- [JOB] Quote the data below in full, please, without altering anything.

(Stored entries)
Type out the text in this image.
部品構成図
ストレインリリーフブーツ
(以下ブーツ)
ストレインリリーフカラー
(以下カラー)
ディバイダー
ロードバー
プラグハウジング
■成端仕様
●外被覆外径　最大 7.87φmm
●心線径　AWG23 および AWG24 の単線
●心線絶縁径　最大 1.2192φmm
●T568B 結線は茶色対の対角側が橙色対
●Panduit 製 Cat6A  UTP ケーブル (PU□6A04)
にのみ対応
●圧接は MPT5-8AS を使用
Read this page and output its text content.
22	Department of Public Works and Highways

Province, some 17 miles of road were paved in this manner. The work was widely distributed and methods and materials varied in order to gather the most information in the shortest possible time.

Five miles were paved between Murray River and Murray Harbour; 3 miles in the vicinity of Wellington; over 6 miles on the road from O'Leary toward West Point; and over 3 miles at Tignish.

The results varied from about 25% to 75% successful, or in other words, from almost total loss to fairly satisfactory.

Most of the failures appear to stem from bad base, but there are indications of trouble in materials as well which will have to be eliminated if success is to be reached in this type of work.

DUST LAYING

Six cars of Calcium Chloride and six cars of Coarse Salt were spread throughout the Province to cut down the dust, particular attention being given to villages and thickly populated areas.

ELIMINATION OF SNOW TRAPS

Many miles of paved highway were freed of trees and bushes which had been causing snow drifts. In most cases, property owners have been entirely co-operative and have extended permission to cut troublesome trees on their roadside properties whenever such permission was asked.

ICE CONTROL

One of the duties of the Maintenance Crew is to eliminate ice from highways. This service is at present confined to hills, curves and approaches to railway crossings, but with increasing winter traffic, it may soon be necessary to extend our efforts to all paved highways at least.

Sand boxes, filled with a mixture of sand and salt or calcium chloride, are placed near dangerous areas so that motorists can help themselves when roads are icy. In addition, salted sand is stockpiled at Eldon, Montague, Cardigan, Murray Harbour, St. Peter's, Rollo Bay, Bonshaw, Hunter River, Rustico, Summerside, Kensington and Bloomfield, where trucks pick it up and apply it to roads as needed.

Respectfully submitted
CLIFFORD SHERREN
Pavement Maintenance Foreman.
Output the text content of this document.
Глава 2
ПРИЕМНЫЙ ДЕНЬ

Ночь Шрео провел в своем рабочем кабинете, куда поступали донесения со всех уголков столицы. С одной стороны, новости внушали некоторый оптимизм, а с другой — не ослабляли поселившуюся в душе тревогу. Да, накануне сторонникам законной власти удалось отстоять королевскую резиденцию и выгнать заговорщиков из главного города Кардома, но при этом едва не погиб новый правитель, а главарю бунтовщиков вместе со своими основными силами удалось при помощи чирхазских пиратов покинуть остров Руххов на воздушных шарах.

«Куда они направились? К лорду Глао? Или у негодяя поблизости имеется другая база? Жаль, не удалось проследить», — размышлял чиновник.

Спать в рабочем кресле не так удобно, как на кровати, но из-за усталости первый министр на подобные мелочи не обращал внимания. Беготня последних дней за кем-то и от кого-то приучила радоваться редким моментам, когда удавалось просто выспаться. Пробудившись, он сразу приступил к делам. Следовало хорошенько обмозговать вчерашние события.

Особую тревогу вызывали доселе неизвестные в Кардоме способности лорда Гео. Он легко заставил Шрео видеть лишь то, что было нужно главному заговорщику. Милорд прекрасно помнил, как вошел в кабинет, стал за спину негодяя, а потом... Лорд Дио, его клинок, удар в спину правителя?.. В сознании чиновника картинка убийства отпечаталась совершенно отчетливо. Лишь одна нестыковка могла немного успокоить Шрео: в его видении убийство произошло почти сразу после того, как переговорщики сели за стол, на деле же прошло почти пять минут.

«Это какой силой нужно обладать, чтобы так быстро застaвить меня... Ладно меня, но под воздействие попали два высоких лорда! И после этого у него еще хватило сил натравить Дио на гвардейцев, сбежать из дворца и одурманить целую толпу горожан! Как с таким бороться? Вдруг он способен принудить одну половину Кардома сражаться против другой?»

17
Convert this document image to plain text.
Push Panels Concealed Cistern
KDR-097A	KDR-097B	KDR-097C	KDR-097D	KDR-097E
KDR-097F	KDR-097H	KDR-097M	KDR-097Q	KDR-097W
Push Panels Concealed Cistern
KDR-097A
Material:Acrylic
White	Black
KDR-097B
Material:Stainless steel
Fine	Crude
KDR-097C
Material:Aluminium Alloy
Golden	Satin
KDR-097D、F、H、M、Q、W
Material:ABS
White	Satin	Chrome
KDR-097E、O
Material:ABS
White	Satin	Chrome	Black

- [WRITTEN ANSWER]
Type out the text in this image.
部品構成図
ストレインリリーフブーツ
(以下ブーツ)
ストレインリリーフカラー
(以下カラー)
ディバイダー
ロードバー
プラグハウジング
■成端仕様
●外被覆外径　最大 7.87φmm
●心線径　AWG23 および AWG24 の単線
●心線絶縁径　最大 1.2192φmm
●T568B 結線は茶色対の対角側が橙色対
●Panduit 製 Cat6A  UTP ケーブル (PU□6A04)
にのみ対応
●圧接は MPT5-8AS を使用
Read this page and output its text content.
22	Department of Public Works and Highways

Province, some 17 miles of road were paved in this manner. The work was widely distributed and methods and materials varied in order to gather the most information in the shortest possible time.

Five miles were paved between Murray River and Murray Harbour; 3 miles in the vicinity of Wellington; over 6 miles on the road from O'Leary toward West Point; and over 3 miles at Tignish.

The results varied from about 25% to 75% successful, or in other words, from almost total loss to fairly satisfactory.

Most of the failures appear to stem from bad base, but there are indications of trouble in materials as well which will have to be eliminated if success is to be reached in this type of work.

DUST LAYING

Six cars of Calcium Chloride and six cars of Coarse Salt were spread throughout the Province to cut down the dust, particular attention being given to villages and thickly populated areas.

ELIMINATION OF SNOW TRAPS

Many miles of paved highway were freed of trees and bushes which had been causing snow drifts. In most cases, property owners have been entirely co-operative and have extended permission to cut troublesome trees on their roadside properties whenever such permission was asked.

ICE CONTROL

One of the duties of the Maintenance Crew is to eliminate ice from highways. This service is at present confined to hills, curves and approaches to railway crossings, but with increasing winter traffic, it may soon be necessary to extend our efforts to all paved highways at least.

Sand boxes, filled with a mixture of sand and salt or calcium chloride, are placed near dangerous areas so that motorists can help themselves when roads are icy. In addition, salted sand is stockpiled at Eldon, Montague, Cardigan, Murray Harbour, St. Peter's, Rollo Bay, Bonshaw, Hunter River, Rustico, Summerside, Kensington and Bloomfield, where trucks pick it up and apply it to roads as needed.

Respectfully submitted
CLIFFORD SHERREN
Pavement Maintenance Foreman.
Output the text content of this document.
Глава 2
ПРИЕМНЫЙ ДЕНЬ

Ночь Шрео провел в своем рабочем кабинете, куда поступали донесения со всех уголков столицы. С одной стороны, новости внушали некоторый оптимизм, а с другой — не ослабляли поселившуюся в душе тревогу. Да, накануне сторонникам законной власти удалось отстоять королевскую резиденцию и выгнать заговорщиков из главного города Кардома, но при этом едва не погиб новый правитель, а главарю бунтовщиков вместе со своими основными силами удалось при помощи чирхазских пиратов покинуть остров Руххов на воздушных шарах.

«Куда они направились? К лорду Глао? Или у негодяя поблизости имеется другая база? Жаль, не удалось проследить», — размышлял чиновник.

Спать в рабочем кресле не так удобно, как на кровати, но из-за усталости первый министр на подобные мелочи не обращал внимания. Беготня последних дней за кем-то и от кого-то приучила радоваться редким моментам, когда удавалось просто выспаться. Пробудившись, он сразу приступил к делам. Следовало хорошенько обмозговать вчерашние события.

Особую тревогу вызывали доселе неизвестные в Кардоме способности лорда Гео. Он легко заставил Шрео видеть лишь то, что было нужно главному заговорщику. Милорд прекрасно помнил, как вошел в кабинет, стал за спину негодяя, а потом... Лорд Дио, его клинок, удар в спину правителя?.. В сознании чиновника картинка убийства отпечаталась совершенно отчетливо. Лишь одна нестыковка могла немного успокоить Шрео: в его видении убийство произошло почти сразу после того, как переговорщики сели за стол, на деле же прошло почти пять минут.

«Это какой силой нужно обладать, чтобы так быстро застaвить меня... Ладно меня, но под воздействие попали два высоких лорда! И после этого у него еще хватило сил натравить Дио на гвардейцев, сбежать из дворца и одурманить целую толпу горожан! Как с таким бороться? Вдруг он способен принудить одну половину Кардома сражаться против другой?»

17
Convert this document image to plain text.
Push Panels Concealed Cistern
KDR-097A	KDR-097B	KDR-097C	KDR-097D	KDR-097E
KDR-097F	KDR-097H	KDR-097M	KDR-097Q	KDR-097W
Push Panels Concealed Cistern
KDR-097A
Material:Acrylic
White	Black
KDR-097B
Material:Stainless steel
Fine	Crude
KDR-097C
Material:Aluminium Alloy
Golden	Satin
KDR-097D、F、H、M、Q、W
Material:ABS
White	Satin	Chrome
KDR-097E、O
Material:ABS
White	Satin	Chrome	Black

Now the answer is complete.